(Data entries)
***
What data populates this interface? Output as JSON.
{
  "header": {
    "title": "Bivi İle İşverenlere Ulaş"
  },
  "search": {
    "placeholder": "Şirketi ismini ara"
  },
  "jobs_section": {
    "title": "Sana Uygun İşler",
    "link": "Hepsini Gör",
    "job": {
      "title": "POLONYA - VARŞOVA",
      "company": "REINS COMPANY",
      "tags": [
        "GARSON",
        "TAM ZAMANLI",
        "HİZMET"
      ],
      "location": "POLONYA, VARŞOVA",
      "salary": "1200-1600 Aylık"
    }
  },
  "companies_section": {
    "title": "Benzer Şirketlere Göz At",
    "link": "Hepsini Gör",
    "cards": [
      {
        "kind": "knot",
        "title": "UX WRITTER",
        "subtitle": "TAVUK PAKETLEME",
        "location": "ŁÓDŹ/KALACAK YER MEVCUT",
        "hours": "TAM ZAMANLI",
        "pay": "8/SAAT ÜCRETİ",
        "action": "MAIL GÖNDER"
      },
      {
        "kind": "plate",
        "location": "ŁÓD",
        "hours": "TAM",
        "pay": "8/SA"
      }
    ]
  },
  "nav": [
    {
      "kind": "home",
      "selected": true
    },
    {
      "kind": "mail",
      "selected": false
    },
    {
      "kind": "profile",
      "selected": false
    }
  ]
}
***
Task statement |
Print the whole listing exactly as it is.

Solution to this task |
What data populates this interface? Output as JSON.
{
  "header": {
    "title": "Bivi İle İşverenlere Ulaş"
  },
  "search": {
    "placeholder": "Şirketi ismini ara"
  },
  "jobs_section": {
    "title": "Sana Uygun İşler",
    "link": "Hepsini Gör",
    "job": {
      "title": "POLONYA - VARŞOVA",
      "company": "REINS COMPANY",
      "tags": [
        "GARSON",
        "TAM ZAMANLI",
        "HİZMET"
      ],
      "location": "POLONYA, VARŞOVA",
      "salary": "1200-1600 Aylık"
    }
  },
  "companies_section": {
    "title": "Benzer Şirketlere Göz At",
    "link": "Hepsini Gör",
    "cards": [
      {
        "kind": "knot",
        "title": "UX WRITTER",
        "subtitle": "TAVUK PAKETLEME",
        "location": "ŁÓDŹ/KALACAK YER MEVCUT",
        "hours": "TAM ZAMANLI",
        "pay": "8/SAAT ÜCRETİ",
        "action": "MAIL GÖNDER"
      },
      {
        "kind": "plate",
        "location": "ŁÓD",
        "hours": "TAM",
        "pay": "8/SA"
      }
    ]
  },
  "nav": [
    {
      "kind": "home",
      "selected": true
    },
    {
      "kind": "mail",
      "selected": false
    },
    {
      "kind": "profile",
      "selected": false
    }
  ]
}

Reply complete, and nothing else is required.